## WHAT NEEDS TO BE DONE
Among the records below, find each line that includes the string "values" and copy it.

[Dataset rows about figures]
## START

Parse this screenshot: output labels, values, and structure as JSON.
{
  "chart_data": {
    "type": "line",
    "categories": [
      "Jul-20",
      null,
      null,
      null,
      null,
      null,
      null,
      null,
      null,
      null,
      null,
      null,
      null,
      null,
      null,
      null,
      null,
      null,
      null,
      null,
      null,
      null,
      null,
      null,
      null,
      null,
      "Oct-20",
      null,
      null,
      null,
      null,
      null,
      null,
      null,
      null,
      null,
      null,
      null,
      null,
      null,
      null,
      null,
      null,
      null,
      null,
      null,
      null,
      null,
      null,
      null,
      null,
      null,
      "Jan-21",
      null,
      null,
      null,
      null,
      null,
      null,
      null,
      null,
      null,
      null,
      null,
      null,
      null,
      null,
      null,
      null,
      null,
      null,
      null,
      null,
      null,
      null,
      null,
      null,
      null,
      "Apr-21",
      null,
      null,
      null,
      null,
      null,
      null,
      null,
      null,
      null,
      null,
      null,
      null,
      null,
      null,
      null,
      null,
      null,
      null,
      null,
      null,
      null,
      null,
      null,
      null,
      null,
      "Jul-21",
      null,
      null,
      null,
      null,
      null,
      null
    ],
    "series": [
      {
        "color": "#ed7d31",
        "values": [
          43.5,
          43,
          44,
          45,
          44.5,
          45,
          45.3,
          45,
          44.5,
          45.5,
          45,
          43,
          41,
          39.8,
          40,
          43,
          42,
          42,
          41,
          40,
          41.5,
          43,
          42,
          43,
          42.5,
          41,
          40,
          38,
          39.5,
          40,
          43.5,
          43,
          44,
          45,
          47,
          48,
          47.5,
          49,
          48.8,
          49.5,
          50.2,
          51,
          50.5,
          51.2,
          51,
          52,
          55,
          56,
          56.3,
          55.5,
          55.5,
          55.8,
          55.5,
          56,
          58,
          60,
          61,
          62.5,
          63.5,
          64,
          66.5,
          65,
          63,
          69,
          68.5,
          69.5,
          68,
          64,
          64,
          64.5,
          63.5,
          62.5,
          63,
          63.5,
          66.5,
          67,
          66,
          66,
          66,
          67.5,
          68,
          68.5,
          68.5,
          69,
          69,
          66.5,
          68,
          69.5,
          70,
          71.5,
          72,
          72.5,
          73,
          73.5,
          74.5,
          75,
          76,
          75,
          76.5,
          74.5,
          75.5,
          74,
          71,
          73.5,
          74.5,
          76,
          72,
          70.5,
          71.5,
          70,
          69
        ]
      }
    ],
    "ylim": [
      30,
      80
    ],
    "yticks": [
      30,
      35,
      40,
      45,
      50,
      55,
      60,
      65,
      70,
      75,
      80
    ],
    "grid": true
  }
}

## END

## RESULT BELOW
Parse this screenshot: output labels, values, and structure as JSON.
        "values": [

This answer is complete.